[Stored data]
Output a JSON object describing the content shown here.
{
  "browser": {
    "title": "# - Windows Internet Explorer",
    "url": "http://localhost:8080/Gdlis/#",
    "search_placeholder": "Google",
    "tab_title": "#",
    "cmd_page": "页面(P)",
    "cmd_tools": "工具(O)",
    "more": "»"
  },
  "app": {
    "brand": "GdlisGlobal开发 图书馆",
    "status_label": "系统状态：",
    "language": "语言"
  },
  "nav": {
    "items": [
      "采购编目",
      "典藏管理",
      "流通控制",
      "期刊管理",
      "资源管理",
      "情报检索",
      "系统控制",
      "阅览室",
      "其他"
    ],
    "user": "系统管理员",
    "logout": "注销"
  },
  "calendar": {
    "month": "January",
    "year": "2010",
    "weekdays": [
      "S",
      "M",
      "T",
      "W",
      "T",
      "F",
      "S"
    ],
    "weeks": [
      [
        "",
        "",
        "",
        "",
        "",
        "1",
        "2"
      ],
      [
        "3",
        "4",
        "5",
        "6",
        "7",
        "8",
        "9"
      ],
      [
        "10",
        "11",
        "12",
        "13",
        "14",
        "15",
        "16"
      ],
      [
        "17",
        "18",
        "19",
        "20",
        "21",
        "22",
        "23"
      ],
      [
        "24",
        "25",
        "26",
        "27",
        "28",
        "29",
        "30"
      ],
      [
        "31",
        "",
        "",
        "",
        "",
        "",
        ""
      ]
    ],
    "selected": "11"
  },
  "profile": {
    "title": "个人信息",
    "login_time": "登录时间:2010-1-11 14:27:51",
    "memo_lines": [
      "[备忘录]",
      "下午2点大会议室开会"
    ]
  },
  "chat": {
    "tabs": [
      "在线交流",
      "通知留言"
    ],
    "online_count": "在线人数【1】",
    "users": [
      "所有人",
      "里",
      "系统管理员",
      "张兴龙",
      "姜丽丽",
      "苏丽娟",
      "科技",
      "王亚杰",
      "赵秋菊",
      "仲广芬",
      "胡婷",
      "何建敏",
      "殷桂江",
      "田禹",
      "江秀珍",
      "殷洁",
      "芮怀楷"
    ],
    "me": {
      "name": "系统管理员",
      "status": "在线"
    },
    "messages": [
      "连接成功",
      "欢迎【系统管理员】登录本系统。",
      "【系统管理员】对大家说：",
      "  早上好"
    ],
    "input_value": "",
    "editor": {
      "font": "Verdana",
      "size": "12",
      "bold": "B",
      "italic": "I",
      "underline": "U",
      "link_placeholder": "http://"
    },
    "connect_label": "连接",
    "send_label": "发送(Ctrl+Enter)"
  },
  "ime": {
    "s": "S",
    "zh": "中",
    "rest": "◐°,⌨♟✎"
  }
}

_What is asked_
Using the material above, gather every line that includes "http".

_Output of the task_
    "url": "http://localhost:8080/Gdlis/#",
      "link_placeholder": "http://"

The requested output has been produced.